*PASSAGE PROVIDED*:
Digitizing Law Firm Processes
Second article in the "Lawyer2Dev - A Journey" series. This article examines the state of digitization in law firm processes and presents some cool solutions for classic problems.
Hey, I'm Martin Kurtz, attorney at law and one of the two founders of MaraDocs. Welcome to the MaraDocs blog. We write about topics at the intersection of legal practice and IT.
This is the second article in the Lawyer2Dev – A Journey series. In this article series, I cover my own professional story and motivation, but above all, I examine many concepts and technologies that shape today's IT landscape from my perspective.
-> First article in the series: On the Comparability of Law and Software
Legal Practice is Digitizing, but...
My parents have been running a law firm in a small town in the Taunus region since the 1980s. In May 2005, I started studying law. I remember that there used to be a waiting room in my parents' law firm where clients often sat waiting for their appointment with one of the lawyers. An image that today reminds you more of a doctor's office than a law firm. There were also huge filing cabinets that our secretaries rummaged through with impressive speed: Click, click, click, here's the Meier vs. Schulze file...

*PROBLEMS AND TASKS*:
- 1) What is the German translation of this sentence from the article on digitizing law firm processes: "My parents have been running a law firm in a small town in the Taunus region since the 1980s."?
- 2) Could you carry on the article on digitizing law firm processes from its last line?

*STORED DATA*:
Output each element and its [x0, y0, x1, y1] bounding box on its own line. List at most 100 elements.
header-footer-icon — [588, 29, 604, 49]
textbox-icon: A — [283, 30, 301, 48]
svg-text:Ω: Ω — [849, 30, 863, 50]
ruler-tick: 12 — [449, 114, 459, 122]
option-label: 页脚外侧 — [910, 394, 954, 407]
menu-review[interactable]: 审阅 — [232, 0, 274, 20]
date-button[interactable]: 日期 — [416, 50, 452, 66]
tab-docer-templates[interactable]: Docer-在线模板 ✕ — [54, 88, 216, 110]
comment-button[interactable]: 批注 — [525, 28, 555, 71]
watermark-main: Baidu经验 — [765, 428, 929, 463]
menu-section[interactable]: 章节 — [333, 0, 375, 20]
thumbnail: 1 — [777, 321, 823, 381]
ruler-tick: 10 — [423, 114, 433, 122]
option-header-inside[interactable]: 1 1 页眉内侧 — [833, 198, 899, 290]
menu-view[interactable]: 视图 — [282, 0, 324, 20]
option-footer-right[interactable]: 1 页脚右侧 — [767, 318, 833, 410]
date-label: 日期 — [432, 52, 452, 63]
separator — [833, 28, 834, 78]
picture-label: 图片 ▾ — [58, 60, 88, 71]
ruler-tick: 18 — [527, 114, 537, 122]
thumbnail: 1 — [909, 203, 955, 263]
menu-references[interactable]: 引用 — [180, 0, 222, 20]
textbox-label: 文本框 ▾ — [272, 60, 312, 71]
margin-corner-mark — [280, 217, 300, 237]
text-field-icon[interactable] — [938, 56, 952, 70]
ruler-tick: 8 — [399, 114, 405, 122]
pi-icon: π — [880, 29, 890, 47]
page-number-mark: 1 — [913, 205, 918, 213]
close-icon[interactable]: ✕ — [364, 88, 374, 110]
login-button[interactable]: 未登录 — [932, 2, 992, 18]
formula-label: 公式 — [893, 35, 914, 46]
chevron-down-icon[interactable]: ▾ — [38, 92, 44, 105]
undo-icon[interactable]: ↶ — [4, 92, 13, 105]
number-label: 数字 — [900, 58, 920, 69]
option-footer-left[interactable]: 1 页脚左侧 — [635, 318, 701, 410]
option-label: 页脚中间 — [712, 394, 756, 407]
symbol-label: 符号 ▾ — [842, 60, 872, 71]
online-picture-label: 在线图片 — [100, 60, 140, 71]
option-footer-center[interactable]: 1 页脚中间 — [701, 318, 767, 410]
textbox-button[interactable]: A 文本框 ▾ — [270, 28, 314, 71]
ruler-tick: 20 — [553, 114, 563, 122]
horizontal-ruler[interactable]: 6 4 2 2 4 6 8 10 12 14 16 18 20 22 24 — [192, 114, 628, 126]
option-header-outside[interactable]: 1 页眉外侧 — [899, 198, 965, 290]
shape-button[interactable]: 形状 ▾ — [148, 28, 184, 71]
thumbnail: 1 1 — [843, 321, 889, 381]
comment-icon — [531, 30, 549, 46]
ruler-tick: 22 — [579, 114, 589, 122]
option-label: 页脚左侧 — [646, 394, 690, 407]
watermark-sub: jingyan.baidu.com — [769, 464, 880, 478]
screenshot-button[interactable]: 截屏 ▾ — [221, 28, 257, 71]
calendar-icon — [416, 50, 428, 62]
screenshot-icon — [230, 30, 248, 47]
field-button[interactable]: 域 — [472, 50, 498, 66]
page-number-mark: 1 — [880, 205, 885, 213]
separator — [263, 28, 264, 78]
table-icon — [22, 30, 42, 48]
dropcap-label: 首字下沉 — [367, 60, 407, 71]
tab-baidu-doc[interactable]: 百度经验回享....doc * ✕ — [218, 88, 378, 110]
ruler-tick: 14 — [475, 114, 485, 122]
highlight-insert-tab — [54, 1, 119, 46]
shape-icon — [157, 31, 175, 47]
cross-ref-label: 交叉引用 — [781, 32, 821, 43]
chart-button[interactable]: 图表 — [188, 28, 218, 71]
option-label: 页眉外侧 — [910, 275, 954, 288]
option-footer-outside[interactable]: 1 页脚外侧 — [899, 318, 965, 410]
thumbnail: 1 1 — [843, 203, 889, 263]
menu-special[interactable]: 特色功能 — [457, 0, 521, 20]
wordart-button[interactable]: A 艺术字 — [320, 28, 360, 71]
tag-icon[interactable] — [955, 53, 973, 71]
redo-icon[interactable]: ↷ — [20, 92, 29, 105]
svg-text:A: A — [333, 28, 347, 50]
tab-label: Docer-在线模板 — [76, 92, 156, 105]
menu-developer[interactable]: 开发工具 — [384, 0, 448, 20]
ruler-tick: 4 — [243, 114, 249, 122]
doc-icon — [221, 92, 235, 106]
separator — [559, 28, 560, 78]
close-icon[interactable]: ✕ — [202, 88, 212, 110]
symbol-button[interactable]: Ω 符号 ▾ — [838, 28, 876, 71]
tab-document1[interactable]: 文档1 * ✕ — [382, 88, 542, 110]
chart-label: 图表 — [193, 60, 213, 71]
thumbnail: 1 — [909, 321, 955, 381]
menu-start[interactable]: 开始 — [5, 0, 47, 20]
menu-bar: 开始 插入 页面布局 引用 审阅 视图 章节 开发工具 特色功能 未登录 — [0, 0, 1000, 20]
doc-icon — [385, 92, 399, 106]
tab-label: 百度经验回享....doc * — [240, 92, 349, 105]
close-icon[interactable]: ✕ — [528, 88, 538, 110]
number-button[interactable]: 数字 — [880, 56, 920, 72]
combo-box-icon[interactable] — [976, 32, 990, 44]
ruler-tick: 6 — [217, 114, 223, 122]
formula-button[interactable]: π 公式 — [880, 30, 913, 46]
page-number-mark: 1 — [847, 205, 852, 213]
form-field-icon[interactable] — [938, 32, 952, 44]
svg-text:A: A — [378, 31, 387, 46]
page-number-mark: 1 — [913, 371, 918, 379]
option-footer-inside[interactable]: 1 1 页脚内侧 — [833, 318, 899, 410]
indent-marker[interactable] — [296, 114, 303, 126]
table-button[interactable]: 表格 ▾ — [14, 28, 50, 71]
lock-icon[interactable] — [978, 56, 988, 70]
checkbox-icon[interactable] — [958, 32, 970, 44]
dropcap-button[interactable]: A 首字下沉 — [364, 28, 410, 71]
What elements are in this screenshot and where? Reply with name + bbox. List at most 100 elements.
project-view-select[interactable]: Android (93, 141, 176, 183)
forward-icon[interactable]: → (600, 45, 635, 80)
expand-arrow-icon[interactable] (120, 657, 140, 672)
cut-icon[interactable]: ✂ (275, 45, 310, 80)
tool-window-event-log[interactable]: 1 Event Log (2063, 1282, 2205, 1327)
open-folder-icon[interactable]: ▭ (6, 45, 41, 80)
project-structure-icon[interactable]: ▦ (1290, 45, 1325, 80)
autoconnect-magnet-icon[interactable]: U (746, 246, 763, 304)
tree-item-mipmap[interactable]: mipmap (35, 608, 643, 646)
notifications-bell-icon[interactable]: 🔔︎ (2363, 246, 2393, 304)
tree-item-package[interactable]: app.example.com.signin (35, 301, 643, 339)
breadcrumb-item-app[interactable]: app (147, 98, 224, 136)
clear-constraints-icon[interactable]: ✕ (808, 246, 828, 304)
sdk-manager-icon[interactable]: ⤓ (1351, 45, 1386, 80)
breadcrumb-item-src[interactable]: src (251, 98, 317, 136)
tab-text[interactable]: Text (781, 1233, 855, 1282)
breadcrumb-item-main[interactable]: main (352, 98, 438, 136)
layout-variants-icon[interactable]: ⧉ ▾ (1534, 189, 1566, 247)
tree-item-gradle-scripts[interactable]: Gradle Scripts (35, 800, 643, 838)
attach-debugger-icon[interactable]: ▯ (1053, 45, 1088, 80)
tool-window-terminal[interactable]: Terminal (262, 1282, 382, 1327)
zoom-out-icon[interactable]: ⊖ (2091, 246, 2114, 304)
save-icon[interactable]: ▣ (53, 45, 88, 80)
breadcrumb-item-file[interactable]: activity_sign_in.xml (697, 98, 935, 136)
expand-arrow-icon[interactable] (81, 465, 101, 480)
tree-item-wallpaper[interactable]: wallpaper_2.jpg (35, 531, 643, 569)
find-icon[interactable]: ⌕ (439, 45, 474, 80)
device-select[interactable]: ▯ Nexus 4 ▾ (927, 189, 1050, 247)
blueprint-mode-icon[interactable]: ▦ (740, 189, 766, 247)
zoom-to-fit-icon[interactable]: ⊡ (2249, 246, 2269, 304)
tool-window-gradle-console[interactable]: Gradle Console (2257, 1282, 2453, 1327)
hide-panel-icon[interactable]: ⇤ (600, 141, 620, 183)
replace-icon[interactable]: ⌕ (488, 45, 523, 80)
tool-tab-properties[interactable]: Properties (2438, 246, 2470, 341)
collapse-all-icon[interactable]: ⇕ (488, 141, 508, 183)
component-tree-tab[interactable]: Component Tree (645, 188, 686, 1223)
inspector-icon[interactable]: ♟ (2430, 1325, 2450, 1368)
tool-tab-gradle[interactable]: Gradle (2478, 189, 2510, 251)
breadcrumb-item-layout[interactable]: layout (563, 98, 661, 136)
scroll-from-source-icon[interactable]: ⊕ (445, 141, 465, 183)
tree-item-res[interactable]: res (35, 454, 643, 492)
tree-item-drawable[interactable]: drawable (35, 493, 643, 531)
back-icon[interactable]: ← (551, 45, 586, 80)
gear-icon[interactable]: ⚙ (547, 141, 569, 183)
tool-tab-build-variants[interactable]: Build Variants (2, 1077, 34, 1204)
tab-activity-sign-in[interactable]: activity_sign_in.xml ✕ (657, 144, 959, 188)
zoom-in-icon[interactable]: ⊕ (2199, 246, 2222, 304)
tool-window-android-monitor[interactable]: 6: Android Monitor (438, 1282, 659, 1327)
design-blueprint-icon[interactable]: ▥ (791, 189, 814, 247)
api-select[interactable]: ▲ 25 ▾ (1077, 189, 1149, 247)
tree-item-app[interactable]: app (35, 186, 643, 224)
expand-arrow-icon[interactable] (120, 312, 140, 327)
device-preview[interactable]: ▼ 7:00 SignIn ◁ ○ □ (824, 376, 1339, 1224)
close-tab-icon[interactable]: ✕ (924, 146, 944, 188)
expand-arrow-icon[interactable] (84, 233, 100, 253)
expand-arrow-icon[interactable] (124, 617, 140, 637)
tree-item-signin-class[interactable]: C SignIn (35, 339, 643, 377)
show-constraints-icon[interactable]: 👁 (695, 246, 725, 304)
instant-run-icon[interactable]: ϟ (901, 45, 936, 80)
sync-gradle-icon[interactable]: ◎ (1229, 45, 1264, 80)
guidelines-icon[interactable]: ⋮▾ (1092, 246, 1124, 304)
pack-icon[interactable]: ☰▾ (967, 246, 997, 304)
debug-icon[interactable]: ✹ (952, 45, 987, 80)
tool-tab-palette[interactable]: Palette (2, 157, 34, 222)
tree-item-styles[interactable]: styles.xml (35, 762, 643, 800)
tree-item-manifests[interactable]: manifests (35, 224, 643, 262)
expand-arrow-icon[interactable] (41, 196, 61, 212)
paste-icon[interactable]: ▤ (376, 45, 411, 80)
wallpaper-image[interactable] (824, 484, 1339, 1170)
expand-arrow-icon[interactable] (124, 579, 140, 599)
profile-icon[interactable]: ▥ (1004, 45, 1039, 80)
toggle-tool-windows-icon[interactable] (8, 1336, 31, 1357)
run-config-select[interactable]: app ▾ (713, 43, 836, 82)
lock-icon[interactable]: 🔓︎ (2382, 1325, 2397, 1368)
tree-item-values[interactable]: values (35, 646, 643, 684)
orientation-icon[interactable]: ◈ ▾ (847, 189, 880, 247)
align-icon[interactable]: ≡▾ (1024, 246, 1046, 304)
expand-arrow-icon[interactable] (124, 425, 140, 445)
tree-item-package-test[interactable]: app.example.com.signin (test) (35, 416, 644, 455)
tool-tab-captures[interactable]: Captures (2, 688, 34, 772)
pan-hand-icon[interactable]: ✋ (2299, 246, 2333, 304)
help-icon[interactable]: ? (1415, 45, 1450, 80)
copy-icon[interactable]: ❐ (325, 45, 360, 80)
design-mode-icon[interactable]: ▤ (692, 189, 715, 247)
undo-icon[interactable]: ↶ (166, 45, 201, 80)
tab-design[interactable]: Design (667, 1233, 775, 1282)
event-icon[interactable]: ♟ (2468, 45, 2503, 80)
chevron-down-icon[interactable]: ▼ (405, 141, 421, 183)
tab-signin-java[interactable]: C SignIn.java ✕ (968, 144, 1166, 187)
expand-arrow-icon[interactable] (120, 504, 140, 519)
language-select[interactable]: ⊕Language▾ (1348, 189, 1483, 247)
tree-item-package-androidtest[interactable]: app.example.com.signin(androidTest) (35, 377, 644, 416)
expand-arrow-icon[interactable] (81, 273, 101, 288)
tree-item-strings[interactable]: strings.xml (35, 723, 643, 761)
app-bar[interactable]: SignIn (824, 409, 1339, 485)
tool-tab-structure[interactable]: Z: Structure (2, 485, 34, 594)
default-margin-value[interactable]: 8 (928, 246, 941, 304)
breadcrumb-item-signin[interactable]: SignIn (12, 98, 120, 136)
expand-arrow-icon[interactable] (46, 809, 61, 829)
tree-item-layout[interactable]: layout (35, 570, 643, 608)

*EXPECTED RESULTS*:
- 1) Meine Eltern führen seit den 1980er-Jahren eine Anwaltskanzlei in einer Kleinstadt im Taunus.

- 2)
A lot has definitely changed since 2005, and even more since the 80s. Today, all documents are stored digitally on a server in our law firm and are accessible through law firm software. Clients practically never come to the office premises anymore: Everything can be discussed by phone and email.
A lot has changed since 2005. Clients rarely come to the office premises anymore and everything can be discussed by phone and email.
Digitization Creates a New Class of Problems
However, new problems have emerged with digitization:
The file size of a PDF, for example, suddenly matters. Even before, a 255-page prosecution file (affectionately called an armadillo) made the secretariat groan, but the postal service didn't refuse to deliver it just because the file was 300 grams over a limit they defined. Different today: Most email providers set a transmission limit between 10 and 20 megabytes.
When it comes to signing documents, it becomes clear that we are currently still in this strange, undefined in-between world – still a bit in the past and not quite arrived in the present. Even without legal form requirements that would mandatorily require a handwritten signature, it is customary for certain documents to bear a real signature (powers of attorney, for example, but also assignment declarations demanded by insurance companies in the context of reduction disputes...). As a result, clients print out digitally sent forms, sign them on their kitchen table, and then send them as photographed file attachments by email. Each page of the five-page document as a separate image.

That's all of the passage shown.